TASK PROMPT |
Repeat the whole of the data, keeping every detail the same.

DATASET |
--- BEGIN ---
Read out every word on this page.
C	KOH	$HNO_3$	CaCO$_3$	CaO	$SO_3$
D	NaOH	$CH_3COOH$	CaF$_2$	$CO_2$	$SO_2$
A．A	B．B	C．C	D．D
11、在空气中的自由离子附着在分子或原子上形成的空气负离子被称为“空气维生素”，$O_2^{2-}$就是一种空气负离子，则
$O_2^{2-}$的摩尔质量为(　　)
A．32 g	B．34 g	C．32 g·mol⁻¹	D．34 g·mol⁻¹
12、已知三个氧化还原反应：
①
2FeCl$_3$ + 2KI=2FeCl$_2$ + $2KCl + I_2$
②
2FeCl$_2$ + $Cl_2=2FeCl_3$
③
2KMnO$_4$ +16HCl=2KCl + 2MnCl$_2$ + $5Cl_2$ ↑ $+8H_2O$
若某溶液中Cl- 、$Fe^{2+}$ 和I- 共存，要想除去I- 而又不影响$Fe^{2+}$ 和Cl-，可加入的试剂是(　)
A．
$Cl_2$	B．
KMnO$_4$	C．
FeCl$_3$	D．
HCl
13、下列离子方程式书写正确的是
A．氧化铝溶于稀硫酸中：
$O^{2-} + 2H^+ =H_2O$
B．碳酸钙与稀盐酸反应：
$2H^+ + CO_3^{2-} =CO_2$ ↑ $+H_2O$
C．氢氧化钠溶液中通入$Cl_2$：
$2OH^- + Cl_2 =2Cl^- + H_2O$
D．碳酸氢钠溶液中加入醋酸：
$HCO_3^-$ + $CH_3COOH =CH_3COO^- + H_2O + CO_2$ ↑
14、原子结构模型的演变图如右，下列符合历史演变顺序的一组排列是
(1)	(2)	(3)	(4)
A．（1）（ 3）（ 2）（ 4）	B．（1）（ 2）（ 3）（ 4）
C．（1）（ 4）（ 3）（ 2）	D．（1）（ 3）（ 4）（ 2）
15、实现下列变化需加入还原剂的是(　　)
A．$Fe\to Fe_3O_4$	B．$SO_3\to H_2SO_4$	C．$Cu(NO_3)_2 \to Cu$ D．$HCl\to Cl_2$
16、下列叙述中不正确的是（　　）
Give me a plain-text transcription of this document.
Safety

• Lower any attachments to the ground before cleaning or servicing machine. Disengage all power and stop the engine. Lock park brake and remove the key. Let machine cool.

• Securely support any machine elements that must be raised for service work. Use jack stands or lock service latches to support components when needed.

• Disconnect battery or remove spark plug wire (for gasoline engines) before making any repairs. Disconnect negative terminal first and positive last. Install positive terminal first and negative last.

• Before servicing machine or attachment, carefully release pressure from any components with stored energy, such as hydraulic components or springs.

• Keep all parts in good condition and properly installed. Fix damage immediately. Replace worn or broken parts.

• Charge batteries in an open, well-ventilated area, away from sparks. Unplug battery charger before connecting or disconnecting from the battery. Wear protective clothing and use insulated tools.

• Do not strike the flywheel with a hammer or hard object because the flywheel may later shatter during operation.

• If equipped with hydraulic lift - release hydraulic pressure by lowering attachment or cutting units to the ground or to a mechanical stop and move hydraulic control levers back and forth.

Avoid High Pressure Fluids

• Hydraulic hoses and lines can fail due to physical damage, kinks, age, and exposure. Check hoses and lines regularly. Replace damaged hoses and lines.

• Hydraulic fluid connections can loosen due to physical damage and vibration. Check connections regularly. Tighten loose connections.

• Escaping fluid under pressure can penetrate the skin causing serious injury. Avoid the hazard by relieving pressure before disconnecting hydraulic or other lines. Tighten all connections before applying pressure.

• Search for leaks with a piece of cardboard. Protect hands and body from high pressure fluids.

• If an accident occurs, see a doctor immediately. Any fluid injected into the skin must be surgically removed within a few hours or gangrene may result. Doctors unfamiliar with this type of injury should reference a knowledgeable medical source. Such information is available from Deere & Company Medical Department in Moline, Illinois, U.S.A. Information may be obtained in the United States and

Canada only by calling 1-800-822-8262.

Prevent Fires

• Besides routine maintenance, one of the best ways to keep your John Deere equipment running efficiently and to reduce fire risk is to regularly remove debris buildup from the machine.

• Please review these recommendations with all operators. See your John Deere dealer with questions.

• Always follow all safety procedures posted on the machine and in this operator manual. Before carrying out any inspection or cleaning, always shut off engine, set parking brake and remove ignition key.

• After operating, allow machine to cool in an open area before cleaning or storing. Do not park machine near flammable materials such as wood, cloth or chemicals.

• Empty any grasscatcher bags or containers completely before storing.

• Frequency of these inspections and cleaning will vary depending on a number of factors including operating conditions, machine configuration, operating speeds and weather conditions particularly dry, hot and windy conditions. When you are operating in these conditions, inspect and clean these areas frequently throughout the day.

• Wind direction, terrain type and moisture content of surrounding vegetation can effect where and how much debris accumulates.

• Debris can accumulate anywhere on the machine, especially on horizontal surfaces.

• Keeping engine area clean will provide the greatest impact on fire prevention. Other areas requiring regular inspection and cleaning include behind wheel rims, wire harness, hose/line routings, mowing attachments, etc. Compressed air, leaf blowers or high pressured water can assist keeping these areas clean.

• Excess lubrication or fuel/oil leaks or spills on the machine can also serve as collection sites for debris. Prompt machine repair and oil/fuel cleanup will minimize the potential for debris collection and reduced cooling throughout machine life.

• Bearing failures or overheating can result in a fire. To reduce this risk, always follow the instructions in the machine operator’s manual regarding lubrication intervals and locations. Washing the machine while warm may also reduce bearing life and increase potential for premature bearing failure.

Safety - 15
--- END ---
OUTPUT OF THE EXERCISE |
Read out every word on this page.
C	KOH	$HNO_3$	CaCO$_3$	CaO	$SO_3$
D	NaOH	$CH_3COOH$	CaF$_2$	$CO_2$	$SO_2$
A．A	B．B	C．C	D．D
11、在空气中的自由离子附着在分子或原子上形成的空气负离子被称为“空气维生素”，$O_2^{2-}$就是一种空气负离子，则
$O_2^{2-}$的摩尔质量为(　　)
A．32 g	B．34 g	C．32 g·mol⁻¹	D．34 g·mol⁻¹
12、已知三个氧化还原反应：
①
2FeCl$_3$ + 2KI=2FeCl$_2$ + $2KCl + I_2$
②
2FeCl$_2$ + $Cl_2=2FeCl_3$
③
2KMnO$_4$ +16HCl=2KCl + 2MnCl$_2$ + $5Cl_2$ ↑ $+8H_2O$
若某溶液中Cl- 、$Fe^{2+}$ 和I- 共存，要想除去I- 而又不影响$Fe^{2+}$ 和Cl-，可加入的试剂是(　)
A．
$Cl_2$	B．
KMnO$_4$	C．
FeCl$_3$	D．
HCl
13、下列离子方程式书写正确的是
A．氧化铝溶于稀硫酸中：
$O^{2-} + 2H^+ =H_2O$
B．碳酸钙与稀盐酸反应：
$2H^+ + CO_3^{2-} =CO_2$ ↑ $+H_2O$
C．氢氧化钠溶液中通入$Cl_2$：
$2OH^- + Cl_2 =2Cl^- + H_2O$
D．碳酸氢钠溶液中加入醋酸：
$HCO_3^-$ + $CH_3COOH =CH_3COO^- + H_2O + CO_2$ ↑
14、原子结构模型的演变图如右，下列符合历史演变顺序的一组排列是
(1)	(2)	(3)	(4)
A．（1）（ 3）（ 2）（ 4）	B．（1）（ 2）（ 3）（ 4）
C．（1）（ 4）（ 3）（ 2）	D．（1）（ 3）（ 4）（ 2）
15、实现下列变化需加入还原剂的是(　　)
A．$Fe\to Fe_3O_4$	B．$SO_3\to H_2SO_4$	C．$Cu(NO_3)_2 \to Cu$ D．$HCl\to Cl_2$
16、下列叙述中不正确的是（　　）
Give me a plain-text transcription of this document.
Safety

• Lower any attachments to the ground before cleaning or servicing machine. Disengage all power and stop the engine. Lock park brake and remove the key. Let machine cool.

• Securely support any machine elements that must be raised for service work. Use jack stands or lock service latches to support components when needed.

• Disconnect battery or remove spark plug wire (for gasoline engines) before making any repairs. Disconnect negative terminal first and positive last. Install positive terminal first and negative last.

• Before servicing machine or attachment, carefully release pressure from any components with stored energy, such as hydraulic components or springs.

• Keep all parts in good condition and properly installed. Fix damage immediately. Replace worn or broken parts.

• Charge batteries in an open, well-ventilated area, away from sparks. Unplug battery charger before connecting or disconnecting from the battery. Wear protective clothing and use insulated tools.

• Do not strike the flywheel with a hammer or hard object because the flywheel may later shatter during operation.

• If equipped with hydraulic lift - release hydraulic pressure by lowering attachment or cutting units to the ground or to a mechanical stop and move hydraulic control levers back and forth.

Avoid High Pressure Fluids

• Hydraulic hoses and lines can fail due to physical damage, kinks, age, and exposure. Check hoses and lines regularly. Replace damaged hoses and lines.

• Hydraulic fluid connections can loosen due to physical damage and vibration. Check connections regularly. Tighten loose connections.

• Escaping fluid under pressure can penetrate the skin causing serious injury. Avoid the hazard by relieving pressure before disconnecting hydraulic or other lines. Tighten all connections before applying pressure.

• Search for leaks with a piece of cardboard. Protect hands and body from high pressure fluids.

• If an accident occurs, see a doctor immediately. Any fluid injected into the skin must be surgically removed within a few hours or gangrene may result. Doctors unfamiliar with this type of injury should reference a knowledgeable medical source. Such information is available from Deere & Company Medical Department in Moline, Illinois, U.S.A. Information may be obtained in the United States and

Canada only by calling 1-800-822-8262.

Prevent Fires

• Besides routine maintenance, one of the best ways to keep your John Deere equipment running efficiently and to reduce fire risk is to regularly remove debris buildup from the machine.

• Please review these recommendations with all operators. See your John Deere dealer with questions.

• Always follow all safety procedures posted on the machine and in this operator manual. Before carrying out any inspection or cleaning, always shut off engine, set parking brake and remove ignition key.

• After operating, allow machine to cool in an open area before cleaning or storing. Do not park machine near flammable materials such as wood, cloth or chemicals.

• Empty any grasscatcher bags or containers completely before storing.

• Frequency of these inspections and cleaning will vary depending on a number of factors including operating conditions, machine configuration, operating speeds and weather conditions particularly dry, hot and windy conditions. When you are operating in these conditions, inspect and clean these areas frequently throughout the day.

• Wind direction, terrain type and moisture content of surrounding vegetation can effect where and how much debris accumulates.

• Debris can accumulate anywhere on the machine, especially on horizontal surfaces.

• Keeping engine area clean will provide the greatest impact on fire prevention. Other areas requiring regular inspection and cleaning include behind wheel rims, wire harness, hose/line routings, mowing attachments, etc. Compressed air, leaf blowers or high pressured water can assist keeping these areas clean.

• Excess lubrication or fuel/oil leaks or spills on the machine can also serve as collection sites for debris. Prompt machine repair and oil/fuel cleanup will minimize the potential for debris collection and reduced cooling throughout machine life.

• Bearing failures or overheating can result in a fire. To reduce this risk, always follow the instructions in the machine operator’s manual regarding lubrication intervals and locations. Washing the machine while warm may also reduce bearing life and increase potential for premature bearing failure.

Safety - 15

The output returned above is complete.